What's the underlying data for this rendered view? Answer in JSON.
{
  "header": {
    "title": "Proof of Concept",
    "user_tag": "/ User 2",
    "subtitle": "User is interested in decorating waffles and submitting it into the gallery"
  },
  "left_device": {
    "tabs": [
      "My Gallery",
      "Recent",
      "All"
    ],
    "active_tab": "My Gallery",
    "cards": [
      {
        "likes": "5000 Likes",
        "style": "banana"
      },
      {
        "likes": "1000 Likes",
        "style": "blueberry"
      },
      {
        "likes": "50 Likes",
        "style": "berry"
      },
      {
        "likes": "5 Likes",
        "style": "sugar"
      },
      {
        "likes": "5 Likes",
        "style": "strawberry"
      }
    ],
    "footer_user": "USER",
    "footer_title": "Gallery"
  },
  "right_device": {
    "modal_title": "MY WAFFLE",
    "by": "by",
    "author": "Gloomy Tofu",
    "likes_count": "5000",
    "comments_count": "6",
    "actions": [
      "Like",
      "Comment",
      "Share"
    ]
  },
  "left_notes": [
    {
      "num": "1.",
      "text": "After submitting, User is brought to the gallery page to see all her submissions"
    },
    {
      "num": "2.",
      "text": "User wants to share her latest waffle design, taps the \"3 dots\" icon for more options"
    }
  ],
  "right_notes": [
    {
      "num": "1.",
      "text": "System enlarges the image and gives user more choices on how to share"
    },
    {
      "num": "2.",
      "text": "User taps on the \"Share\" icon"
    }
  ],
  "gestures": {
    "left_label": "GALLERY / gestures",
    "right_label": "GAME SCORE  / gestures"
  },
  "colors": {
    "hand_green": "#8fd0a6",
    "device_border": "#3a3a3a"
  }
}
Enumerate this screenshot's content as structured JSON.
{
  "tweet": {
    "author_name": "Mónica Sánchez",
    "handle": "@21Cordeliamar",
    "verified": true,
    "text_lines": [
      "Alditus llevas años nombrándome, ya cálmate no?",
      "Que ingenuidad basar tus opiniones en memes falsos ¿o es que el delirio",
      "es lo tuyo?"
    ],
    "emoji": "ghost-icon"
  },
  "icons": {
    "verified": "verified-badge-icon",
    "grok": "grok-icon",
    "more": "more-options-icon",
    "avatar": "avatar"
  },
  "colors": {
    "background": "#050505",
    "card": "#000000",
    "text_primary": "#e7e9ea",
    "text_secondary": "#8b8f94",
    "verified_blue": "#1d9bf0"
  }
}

### TASK
Say how many lines hold the word "taps", giving the number and nothing else.

### RESPONSE
2